**Task details**
Return every line from the entries below that contains the string "lines".

**Extracted material**
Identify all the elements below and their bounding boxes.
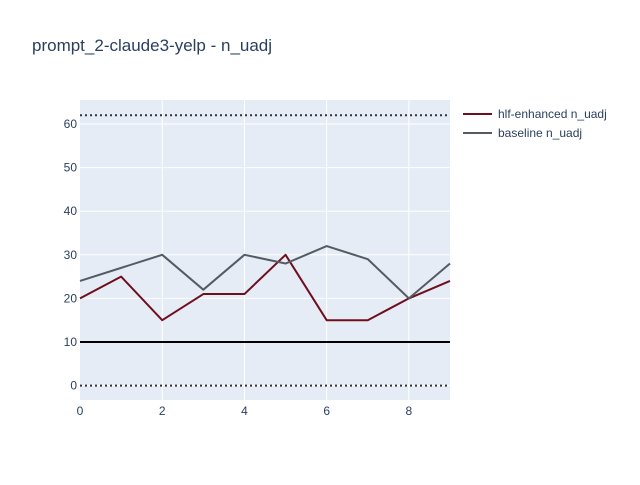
y-tick-label: 60 bbox=[64, 117, 78, 131]
series-line-hlf-enhanced[interactable] bbox=[79, 253, 451, 322]
series-lines bbox=[79, 245, 451, 322]
x-tick-label: 6 bbox=[323, 404, 330, 418]
legend[interactable]: hlf-enhanced n_uadj baseline n_uadj bbox=[463, 107, 607, 140]
y-tick-label: 40 bbox=[64, 204, 78, 218]
y-tick-label: 20 bbox=[64, 291, 78, 305]
x-tick-label: 0 bbox=[77, 404, 84, 418]
y-axis-ticks: 0 10 20 30 40 50 60 bbox=[64, 117, 78, 393]
x-tick-label: 2 bbox=[159, 404, 166, 418]
y-tick-label: 50 bbox=[64, 161, 78, 175]
legend-item[interactable]: hlf-enhanced n_uadj bbox=[463, 107, 607, 121]
legend-item[interactable]: baseline n_uadj bbox=[463, 126, 582, 140]
plot-area bbox=[80, 100, 450, 400]
y-tick-label: 10 bbox=[64, 335, 78, 349]
series-line-baseline[interactable] bbox=[79, 245, 451, 300]
x-tick-label: 4 bbox=[241, 404, 248, 418]
x-tick-label: 8 bbox=[406, 404, 413, 418]
legend-label: hlf-enhanced n_uadj bbox=[498, 107, 607, 121]
reference-lines bbox=[80, 114, 450, 387]
chart-title: prompt_2-claude3-yelp - n_uadj bbox=[32, 36, 272, 55]
y-tick-label: 0 bbox=[70, 379, 77, 393]
legend-label: baseline n_uadj bbox=[498, 126, 582, 140]
y-tick-label: 30 bbox=[64, 248, 78, 262]
x-axis-ticks: 0 2 4 6 8 bbox=[77, 404, 413, 418]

**Result of the task**
series-lines bbox=[79, 245, 451, 322]
reference-lines bbox=[80, 114, 450, 387]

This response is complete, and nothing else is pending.